● Recorded data:
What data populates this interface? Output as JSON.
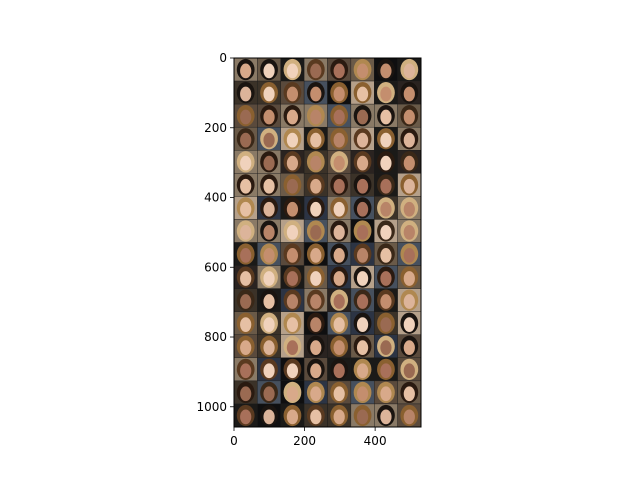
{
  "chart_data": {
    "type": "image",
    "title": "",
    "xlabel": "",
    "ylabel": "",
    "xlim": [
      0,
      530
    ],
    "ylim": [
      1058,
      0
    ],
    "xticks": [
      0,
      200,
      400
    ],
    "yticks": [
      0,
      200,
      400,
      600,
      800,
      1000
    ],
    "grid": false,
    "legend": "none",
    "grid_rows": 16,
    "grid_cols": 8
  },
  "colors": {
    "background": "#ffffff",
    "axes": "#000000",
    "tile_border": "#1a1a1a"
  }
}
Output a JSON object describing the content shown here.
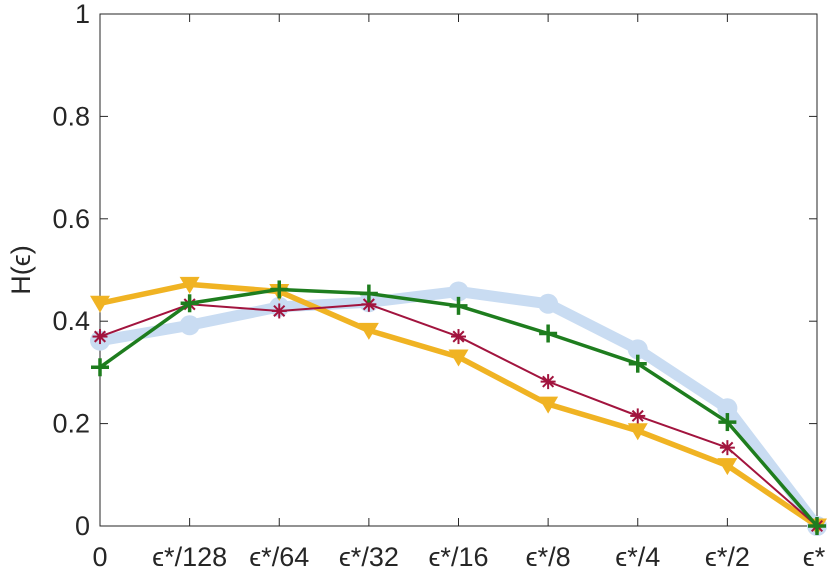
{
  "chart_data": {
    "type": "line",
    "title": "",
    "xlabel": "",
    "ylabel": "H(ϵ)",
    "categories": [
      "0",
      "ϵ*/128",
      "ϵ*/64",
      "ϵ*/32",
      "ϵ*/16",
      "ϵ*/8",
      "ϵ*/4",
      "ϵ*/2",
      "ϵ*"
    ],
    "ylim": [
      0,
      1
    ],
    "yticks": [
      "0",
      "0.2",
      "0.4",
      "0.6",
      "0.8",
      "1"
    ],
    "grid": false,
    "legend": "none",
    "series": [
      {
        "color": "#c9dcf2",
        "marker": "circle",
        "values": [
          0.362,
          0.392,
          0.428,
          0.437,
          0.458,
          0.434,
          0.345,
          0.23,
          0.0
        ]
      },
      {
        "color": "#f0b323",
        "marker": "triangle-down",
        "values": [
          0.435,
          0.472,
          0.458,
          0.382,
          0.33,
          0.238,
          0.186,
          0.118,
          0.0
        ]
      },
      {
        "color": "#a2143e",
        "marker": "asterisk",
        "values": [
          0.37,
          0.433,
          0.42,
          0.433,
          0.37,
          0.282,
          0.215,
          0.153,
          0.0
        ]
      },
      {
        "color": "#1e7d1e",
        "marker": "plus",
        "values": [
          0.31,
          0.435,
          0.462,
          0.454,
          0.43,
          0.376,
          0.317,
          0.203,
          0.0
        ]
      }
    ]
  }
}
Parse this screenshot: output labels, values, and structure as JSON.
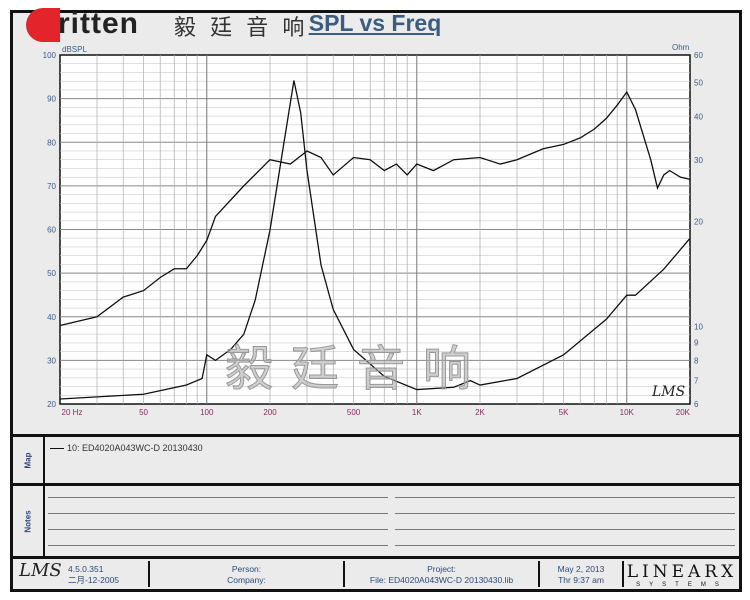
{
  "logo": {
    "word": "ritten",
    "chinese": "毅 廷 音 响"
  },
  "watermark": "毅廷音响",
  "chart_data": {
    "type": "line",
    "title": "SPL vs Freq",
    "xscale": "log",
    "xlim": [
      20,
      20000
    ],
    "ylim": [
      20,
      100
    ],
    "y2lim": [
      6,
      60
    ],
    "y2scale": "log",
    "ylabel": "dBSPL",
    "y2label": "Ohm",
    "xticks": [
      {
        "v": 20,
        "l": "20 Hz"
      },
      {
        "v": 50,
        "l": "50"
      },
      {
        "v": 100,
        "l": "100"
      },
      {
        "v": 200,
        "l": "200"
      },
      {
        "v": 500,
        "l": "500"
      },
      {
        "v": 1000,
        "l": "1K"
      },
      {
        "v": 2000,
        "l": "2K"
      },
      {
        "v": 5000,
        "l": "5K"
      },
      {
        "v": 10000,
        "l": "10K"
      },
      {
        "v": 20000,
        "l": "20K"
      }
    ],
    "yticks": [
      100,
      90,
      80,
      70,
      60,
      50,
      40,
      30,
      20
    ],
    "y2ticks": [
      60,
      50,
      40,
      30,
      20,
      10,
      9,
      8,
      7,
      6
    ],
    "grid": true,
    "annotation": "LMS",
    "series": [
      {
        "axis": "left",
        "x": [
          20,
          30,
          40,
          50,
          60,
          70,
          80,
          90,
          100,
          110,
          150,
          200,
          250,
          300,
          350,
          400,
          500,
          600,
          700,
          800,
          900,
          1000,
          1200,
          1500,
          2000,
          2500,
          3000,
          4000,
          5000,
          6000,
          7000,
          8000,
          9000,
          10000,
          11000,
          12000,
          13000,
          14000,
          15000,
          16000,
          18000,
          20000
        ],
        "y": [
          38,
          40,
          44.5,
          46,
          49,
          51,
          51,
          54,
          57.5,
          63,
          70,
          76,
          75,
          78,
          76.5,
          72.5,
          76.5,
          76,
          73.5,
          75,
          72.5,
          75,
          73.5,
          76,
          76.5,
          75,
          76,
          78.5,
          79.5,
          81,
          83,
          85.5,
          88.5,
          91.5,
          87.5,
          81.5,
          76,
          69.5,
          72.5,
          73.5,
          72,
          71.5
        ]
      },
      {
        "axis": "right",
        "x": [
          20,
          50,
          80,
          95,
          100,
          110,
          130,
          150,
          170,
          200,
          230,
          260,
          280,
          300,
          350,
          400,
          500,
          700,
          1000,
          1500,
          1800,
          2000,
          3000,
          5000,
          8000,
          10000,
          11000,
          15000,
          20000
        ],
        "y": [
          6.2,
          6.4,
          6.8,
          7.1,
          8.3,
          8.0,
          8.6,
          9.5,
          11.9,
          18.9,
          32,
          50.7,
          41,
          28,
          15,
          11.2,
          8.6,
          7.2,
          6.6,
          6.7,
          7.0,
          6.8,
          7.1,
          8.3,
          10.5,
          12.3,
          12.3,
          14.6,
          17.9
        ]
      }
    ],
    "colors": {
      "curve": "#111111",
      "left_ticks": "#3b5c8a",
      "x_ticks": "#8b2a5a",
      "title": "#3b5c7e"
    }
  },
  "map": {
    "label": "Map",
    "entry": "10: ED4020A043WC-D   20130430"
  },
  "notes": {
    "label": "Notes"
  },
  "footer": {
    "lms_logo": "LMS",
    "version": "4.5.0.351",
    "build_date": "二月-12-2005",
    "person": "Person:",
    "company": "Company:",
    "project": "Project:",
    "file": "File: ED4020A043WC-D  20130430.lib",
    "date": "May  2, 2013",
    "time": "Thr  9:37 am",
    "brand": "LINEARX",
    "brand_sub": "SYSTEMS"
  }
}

● Given exercise: Copy out every line in the listing where the word "JSON" appears.

● Result of this task:
What data populates this interface? Output as JSON.
Output a JSON object describing the content shown here.
Parse this screenshot: output labels, values, and structure as JSON.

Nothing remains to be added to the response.